• _EXERCISE DETAILS_:
Find each line containing the string "Society" and return it.

• _Stored records_:
==========

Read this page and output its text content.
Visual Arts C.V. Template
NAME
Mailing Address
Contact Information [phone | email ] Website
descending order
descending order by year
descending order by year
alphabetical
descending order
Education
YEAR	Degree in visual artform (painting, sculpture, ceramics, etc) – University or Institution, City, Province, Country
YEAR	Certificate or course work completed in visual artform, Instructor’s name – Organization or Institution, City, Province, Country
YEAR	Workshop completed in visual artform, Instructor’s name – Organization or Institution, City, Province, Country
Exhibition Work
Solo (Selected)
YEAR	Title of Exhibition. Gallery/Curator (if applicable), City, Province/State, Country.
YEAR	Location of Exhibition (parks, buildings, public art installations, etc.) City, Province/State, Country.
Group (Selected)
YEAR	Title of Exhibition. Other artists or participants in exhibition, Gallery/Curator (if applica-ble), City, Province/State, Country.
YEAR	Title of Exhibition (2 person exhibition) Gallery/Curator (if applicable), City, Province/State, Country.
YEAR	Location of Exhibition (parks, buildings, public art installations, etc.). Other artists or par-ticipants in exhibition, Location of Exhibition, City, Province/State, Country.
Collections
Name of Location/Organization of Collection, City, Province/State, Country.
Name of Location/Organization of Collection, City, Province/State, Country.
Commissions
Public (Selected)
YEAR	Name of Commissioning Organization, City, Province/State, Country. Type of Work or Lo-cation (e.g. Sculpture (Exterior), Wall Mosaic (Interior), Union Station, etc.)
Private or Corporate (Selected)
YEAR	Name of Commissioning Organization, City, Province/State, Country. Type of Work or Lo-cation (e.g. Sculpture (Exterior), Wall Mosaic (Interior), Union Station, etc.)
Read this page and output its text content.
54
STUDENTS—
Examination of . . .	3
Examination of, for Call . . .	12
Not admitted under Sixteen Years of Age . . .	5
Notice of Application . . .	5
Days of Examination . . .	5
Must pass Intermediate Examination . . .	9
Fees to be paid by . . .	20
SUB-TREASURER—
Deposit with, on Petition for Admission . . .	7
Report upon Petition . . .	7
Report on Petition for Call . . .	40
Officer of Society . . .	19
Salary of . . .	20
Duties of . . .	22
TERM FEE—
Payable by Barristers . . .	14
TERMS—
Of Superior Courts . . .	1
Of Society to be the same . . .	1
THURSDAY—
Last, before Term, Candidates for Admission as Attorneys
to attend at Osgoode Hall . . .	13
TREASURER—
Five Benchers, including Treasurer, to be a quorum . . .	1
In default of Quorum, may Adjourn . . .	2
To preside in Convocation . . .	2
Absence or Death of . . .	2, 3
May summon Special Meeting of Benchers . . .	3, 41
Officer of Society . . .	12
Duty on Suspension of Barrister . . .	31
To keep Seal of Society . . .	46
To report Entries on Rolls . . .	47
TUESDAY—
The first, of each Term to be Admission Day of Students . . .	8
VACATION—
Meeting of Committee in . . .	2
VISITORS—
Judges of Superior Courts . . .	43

==========

• _ANSWER TO THIS PROBLEM_:
Officer of Society . . .	19
Of Society to be the same . . .	1
Officer of Society . . .	12
To keep Seal of Society . . .	46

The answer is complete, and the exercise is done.